▶ [Directions for this task]: Exactly as given, repeat all of the entries.

▶ [Exercise material]:

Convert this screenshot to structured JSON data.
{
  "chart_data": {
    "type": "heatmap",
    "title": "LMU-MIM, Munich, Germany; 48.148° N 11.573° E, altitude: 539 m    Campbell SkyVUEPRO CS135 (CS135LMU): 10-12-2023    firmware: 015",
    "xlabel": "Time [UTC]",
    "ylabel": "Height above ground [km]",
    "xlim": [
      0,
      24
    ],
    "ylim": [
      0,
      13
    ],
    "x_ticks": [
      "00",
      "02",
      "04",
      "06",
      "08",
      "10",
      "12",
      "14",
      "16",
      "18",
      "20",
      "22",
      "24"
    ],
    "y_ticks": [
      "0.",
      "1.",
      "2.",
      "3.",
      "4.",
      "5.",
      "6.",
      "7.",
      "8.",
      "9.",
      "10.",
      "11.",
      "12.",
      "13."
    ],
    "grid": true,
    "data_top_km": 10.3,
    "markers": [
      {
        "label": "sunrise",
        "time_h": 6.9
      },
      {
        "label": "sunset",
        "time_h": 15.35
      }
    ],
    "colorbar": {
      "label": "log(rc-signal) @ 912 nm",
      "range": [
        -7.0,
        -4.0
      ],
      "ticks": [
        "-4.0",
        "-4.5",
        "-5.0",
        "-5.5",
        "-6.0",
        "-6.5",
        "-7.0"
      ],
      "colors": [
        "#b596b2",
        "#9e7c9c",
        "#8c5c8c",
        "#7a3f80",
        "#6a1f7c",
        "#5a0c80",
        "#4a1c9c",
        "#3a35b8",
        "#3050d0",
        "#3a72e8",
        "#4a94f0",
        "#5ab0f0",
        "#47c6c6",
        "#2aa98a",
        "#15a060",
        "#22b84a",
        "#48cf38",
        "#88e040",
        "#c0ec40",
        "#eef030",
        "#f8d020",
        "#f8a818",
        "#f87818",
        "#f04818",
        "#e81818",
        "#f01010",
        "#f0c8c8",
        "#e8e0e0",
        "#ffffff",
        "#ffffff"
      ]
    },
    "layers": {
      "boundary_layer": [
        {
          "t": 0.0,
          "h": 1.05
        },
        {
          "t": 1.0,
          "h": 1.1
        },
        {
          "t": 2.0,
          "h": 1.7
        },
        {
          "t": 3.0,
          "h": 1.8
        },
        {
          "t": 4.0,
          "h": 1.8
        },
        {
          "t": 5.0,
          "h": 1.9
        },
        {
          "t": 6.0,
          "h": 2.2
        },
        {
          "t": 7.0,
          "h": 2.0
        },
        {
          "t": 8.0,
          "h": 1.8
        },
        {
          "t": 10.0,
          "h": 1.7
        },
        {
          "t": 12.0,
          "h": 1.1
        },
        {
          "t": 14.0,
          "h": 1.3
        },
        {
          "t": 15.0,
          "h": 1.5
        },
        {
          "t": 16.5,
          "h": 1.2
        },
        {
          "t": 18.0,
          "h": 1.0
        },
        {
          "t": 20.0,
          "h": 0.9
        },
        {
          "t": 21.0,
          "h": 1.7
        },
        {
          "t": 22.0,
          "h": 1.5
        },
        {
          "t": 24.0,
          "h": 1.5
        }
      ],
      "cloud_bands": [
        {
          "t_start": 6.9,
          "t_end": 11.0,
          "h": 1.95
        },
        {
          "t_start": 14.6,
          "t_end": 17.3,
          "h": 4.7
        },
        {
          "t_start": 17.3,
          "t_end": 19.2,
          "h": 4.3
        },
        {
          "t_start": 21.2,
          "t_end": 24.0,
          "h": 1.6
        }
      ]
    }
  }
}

▶ [Complete response]:
Convert this screenshot to structured JSON data.
{
  "chart_data": {
    "type": "heatmap",
    "title": "LMU-MIM, Munich, Germany; 48.148° N 11.573° E, altitude: 539 m    Campbell SkyVUEPRO CS135 (CS135LMU): 10-12-2023    firmware: 015",
    "xlabel": "Time [UTC]",
    "ylabel": "Height above ground [km]",
    "xlim": [
      0,
      24
    ],
    "ylim": [
      0,
      13
    ],
    "x_ticks": [
      "00",
      "02",
      "04",
      "06",
      "08",
      "10",
      "12",
      "14",
      "16",
      "18",
      "20",
      "22",
      "24"
    ],
    "y_ticks": [
      "0.",
      "1.",
      "2.",
      "3.",
      "4.",
      "5.",
      "6.",
      "7.",
      "8.",
      "9.",
      "10.",
      "11.",
      "12.",
      "13."
    ],
    "grid": true,
    "data_top_km": 10.3,
    "markers": [
      {
        "label": "sunrise",
        "time_h": 6.9
      },
      {
        "label": "sunset",
        "time_h": 15.35
      }
    ],
    "colorbar": {
      "label": "log(rc-signal) @ 912 nm",
      "range": [
        -7.0,
        -4.0
      ],
      "ticks": [
        "-4.0",
        "-4.5",
        "-5.0",
        "-5.5",
        "-6.0",
        "-6.5",
        "-7.0"
      ],
      "colors": [
        "#b596b2",
        "#9e7c9c",
        "#8c5c8c",
        "#7a3f80",
        "#6a1f7c",
        "#5a0c80",
        "#4a1c9c",
        "#3a35b8",
        "#3050d0",
        "#3a72e8",
        "#4a94f0",
        "#5ab0f0",
        "#47c6c6",
        "#2aa98a",
        "#15a060",
        "#22b84a",
        "#48cf38",
        "#88e040",
        "#c0ec40",
        "#eef030",
        "#f8d020",
        "#f8a818",
        "#f87818",
        "#f04818",
        "#e81818",
        "#f01010",
        "#f0c8c8",
        "#e8e0e0",
        "#ffffff",
        "#ffffff"
      ]
    },
    "layers": {
      "boundary_layer": [
        {
          "t": 0.0,
          "h": 1.05
        },
        {
          "t": 1.0,
          "h": 1.1
        },
        {
          "t": 2.0,
          "h": 1.7
        },
        {
          "t": 3.0,
          "h": 1.8
        },
        {
          "t": 4.0,
          "h": 1.8
        },
        {
          "t": 5.0,
          "h": 1.9
        },
        {
          "t": 6.0,
          "h": 2.2
        },
        {
          "t": 7.0,
          "h": 2.0
        },
        {
          "t": 8.0,
          "h": 1.8
        },
        {
          "t": 10.0,
          "h": 1.7
        },
        {
          "t": 12.0,
          "h": 1.1
        },
        {
          "t": 14.0,
          "h": 1.3
        },
        {
          "t": 15.0,
          "h": 1.5
        },
        {
          "t": 16.5,
          "h": 1.2
        },
        {
          "t": 18.0,
          "h": 1.0
        },
        {
          "t": 20.0,
          "h": 0.9
        },
        {
          "t": 21.0,
          "h": 1.7
        },
        {
          "t": 22.0,
          "h": 1.5
        },
        {
          "t": 24.0,
          "h": 1.5
        }
      ],
      "cloud_bands": [
        {
          "t_start": 6.9,
          "t_end": 11.0,
          "h": 1.95
        },
        {
          "t_start": 14.6,
          "t_end": 17.3,
          "h": 4.7
        },
        {
          "t_start": 17.3,
          "t_end": 19.2,
          "h": 4.3
        },
        {
          "t_start": 21.2,
          "t_end": 24.0,
          "h": 1.6
        }
      ]
    }
  }
}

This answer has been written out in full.